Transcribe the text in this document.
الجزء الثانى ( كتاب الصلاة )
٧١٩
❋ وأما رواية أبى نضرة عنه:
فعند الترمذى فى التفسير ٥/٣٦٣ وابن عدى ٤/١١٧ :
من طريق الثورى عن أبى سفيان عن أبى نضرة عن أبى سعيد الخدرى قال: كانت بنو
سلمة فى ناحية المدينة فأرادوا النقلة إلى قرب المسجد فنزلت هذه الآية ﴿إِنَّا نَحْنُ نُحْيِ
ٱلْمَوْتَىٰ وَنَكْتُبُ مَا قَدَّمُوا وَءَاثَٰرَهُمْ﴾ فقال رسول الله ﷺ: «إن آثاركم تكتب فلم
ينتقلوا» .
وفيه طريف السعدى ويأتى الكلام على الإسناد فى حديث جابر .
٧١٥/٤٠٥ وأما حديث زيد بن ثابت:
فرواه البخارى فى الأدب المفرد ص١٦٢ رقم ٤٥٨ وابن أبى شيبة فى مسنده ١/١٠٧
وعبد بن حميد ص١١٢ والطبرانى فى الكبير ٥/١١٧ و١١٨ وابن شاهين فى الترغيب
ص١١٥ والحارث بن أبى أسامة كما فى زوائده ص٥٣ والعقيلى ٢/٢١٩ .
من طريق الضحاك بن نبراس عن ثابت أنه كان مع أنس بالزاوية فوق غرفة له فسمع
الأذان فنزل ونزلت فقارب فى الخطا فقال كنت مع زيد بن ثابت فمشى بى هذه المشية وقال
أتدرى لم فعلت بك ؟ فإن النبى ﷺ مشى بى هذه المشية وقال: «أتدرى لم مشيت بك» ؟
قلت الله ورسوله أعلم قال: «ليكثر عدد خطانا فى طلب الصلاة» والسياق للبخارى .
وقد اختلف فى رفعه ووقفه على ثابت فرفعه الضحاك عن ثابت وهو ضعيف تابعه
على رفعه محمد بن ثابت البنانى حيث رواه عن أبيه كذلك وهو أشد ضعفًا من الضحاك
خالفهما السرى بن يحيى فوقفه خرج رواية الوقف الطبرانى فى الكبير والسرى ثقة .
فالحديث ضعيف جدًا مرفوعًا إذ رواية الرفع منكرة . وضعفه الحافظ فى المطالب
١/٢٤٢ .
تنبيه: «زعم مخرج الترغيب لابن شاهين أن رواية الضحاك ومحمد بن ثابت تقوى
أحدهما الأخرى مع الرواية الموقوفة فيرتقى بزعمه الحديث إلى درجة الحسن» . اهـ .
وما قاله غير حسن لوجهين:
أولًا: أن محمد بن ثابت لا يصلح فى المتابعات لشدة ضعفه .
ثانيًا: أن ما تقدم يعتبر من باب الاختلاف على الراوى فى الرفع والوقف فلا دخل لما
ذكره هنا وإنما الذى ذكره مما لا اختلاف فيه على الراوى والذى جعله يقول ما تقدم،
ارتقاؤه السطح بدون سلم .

---

_WHAT YOU HAVE TO DO_
Reproduce the material in full, with no word added or dropped.

_PROBLEM SOLUTION_
Transcribe the text in this document.
الجزء الثانى ( كتاب الصلاة )
٧١٩
❋ وأما رواية أبى نضرة عنه:
فعند الترمذى فى التفسير ٥/٣٦٣ وابن عدى ٤/١١٧ :
من طريق الثورى عن أبى سفيان عن أبى نضرة عن أبى سعيد الخدرى قال: كانت بنو
سلمة فى ناحية المدينة فأرادوا النقلة إلى قرب المسجد فنزلت هذه الآية ﴿إِنَّا نَحْنُ نُحْيِ
ٱلْمَوْتَىٰ وَنَكْتُبُ مَا قَدَّمُوا وَءَاثَٰرَهُمْ﴾ فقال رسول الله ﷺ: «إن آثاركم تكتب فلم
ينتقلوا» .
وفيه طريف السعدى ويأتى الكلام على الإسناد فى حديث جابر .
٧١٥/٤٠٥ وأما حديث زيد بن ثابت:
فرواه البخارى فى الأدب المفرد ص١٦٢ رقم ٤٥٨ وابن أبى شيبة فى مسنده ١/١٠٧
وعبد بن حميد ص١١٢ والطبرانى فى الكبير ٥/١١٧ و١١٨ وابن شاهين فى الترغيب
ص١١٥ والحارث بن أبى أسامة كما فى زوائده ص٥٣ والعقيلى ٢/٢١٩ .
من طريق الضحاك بن نبراس عن ثابت أنه كان مع أنس بالزاوية فوق غرفة له فسمع
الأذان فنزل ونزلت فقارب فى الخطا فقال كنت مع زيد بن ثابت فمشى بى هذه المشية وقال
أتدرى لم فعلت بك ؟ فإن النبى ﷺ مشى بى هذه المشية وقال: «أتدرى لم مشيت بك» ؟
قلت الله ورسوله أعلم قال: «ليكثر عدد خطانا فى طلب الصلاة» والسياق للبخارى .
وقد اختلف فى رفعه ووقفه على ثابت فرفعه الضحاك عن ثابت وهو ضعيف تابعه
على رفعه محمد بن ثابت البنانى حيث رواه عن أبيه كذلك وهو أشد ضعفًا من الضحاك
خالفهما السرى بن يحيى فوقفه خرج رواية الوقف الطبرانى فى الكبير والسرى ثقة .
فالحديث ضعيف جدًا مرفوعًا إذ رواية الرفع منكرة . وضعفه الحافظ فى المطالب
١/٢٤٢ .
تنبيه: «زعم مخرج الترغيب لابن شاهين أن رواية الضحاك ومحمد بن ثابت تقوى
أحدهما الأخرى مع الرواية الموقوفة فيرتقى بزعمه الحديث إلى درجة الحسن» . اهـ .
وما قاله غير حسن لوجهين:
أولًا: أن محمد بن ثابت لا يصلح فى المتابعات لشدة ضعفه .
ثانيًا: أن ما تقدم يعتبر من باب الاختلاف على الراوى فى الرفع والوقف فلا دخل لما
ذكره هنا وإنما الذى ذكره مما لا اختلاف فيه على الراوى والذى جعله يقول ما تقدم،
ارتقاؤه السطح بدون سلم .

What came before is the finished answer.